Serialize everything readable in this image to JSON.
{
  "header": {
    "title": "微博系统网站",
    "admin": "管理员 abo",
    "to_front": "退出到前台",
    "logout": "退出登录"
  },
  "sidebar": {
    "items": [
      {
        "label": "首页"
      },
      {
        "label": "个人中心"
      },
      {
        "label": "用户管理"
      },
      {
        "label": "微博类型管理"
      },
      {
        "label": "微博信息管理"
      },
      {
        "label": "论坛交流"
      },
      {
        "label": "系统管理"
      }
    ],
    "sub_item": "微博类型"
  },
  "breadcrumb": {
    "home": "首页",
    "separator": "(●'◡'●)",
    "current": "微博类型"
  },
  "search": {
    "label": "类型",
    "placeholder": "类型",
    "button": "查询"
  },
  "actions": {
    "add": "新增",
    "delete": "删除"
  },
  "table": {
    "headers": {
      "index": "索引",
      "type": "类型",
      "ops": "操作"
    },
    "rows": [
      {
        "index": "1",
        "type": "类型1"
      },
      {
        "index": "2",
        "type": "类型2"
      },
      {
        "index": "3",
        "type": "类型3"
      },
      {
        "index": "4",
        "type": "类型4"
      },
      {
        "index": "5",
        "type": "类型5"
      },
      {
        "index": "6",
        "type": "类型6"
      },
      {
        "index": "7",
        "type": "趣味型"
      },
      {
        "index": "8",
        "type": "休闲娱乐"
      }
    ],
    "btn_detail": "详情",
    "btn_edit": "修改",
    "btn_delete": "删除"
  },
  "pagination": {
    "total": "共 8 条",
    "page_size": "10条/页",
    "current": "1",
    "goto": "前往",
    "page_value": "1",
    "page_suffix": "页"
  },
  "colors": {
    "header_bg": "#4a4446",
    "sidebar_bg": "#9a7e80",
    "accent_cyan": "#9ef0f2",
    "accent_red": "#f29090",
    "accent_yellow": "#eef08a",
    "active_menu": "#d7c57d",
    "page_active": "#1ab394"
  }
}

_GOAL:_
Pull out each record as written and restate it exactly.

_OUTPUT:_
Serialize everything readable in this image to JSON.
{
  "header": {
    "title": "微博系统网站",
    "admin": "管理员 abo",
    "to_front": "退出到前台",
    "logout": "退出登录"
  },
  "sidebar": {
    "items": [
      {
        "label": "首页"
      },
      {
        "label": "个人中心"
      },
      {
        "label": "用户管理"
      },
      {
        "label": "微博类型管理"
      },
      {
        "label": "微博信息管理"
      },
      {
        "label": "论坛交流"
      },
      {
        "label": "系统管理"
      }
    ],
    "sub_item": "微博类型"
  },
  "breadcrumb": {
    "home": "首页",
    "separator": "(●'◡'●)",
    "current": "微博类型"
  },
  "search": {
    "label": "类型",
    "placeholder": "类型",
    "button": "查询"
  },
  "actions": {
    "add": "新增",
    "delete": "删除"
  },
  "table": {
    "headers": {
      "index": "索引",
      "type": "类型",
      "ops": "操作"
    },
    "rows": [
      {
        "index": "1",
        "type": "类型1"
      },
      {
        "index": "2",
        "type": "类型2"
      },
      {
        "index": "3",
        "type": "类型3"
      },
      {
        "index": "4",
        "type": "类型4"
      },
      {
        "index": "5",
        "type": "类型5"
      },
      {
        "index": "6",
        "type": "类型6"
      },
      {
        "index": "7",
        "type": "趣味型"
      },
      {
        "index": "8",
        "type": "休闲娱乐"
      }
    ],
    "btn_detail": "详情",
    "btn_edit": "修改",
    "btn_delete": "删除"
  },
  "pagination": {
    "total": "共 8 条",
    "page_size": "10条/页",
    "current": "1",
    "goto": "前往",
    "page_value": "1",
    "page_suffix": "页"
  },
  "colors": {
    "header_bg": "#4a4446",
    "sidebar_bg": "#9a7e80",
    "accent_cyan": "#9ef0f2",
    "accent_red": "#f29090",
    "accent_yellow": "#eef08a",
    "active_menu": "#d7c57d",
    "page_active": "#1ab394"
  }
}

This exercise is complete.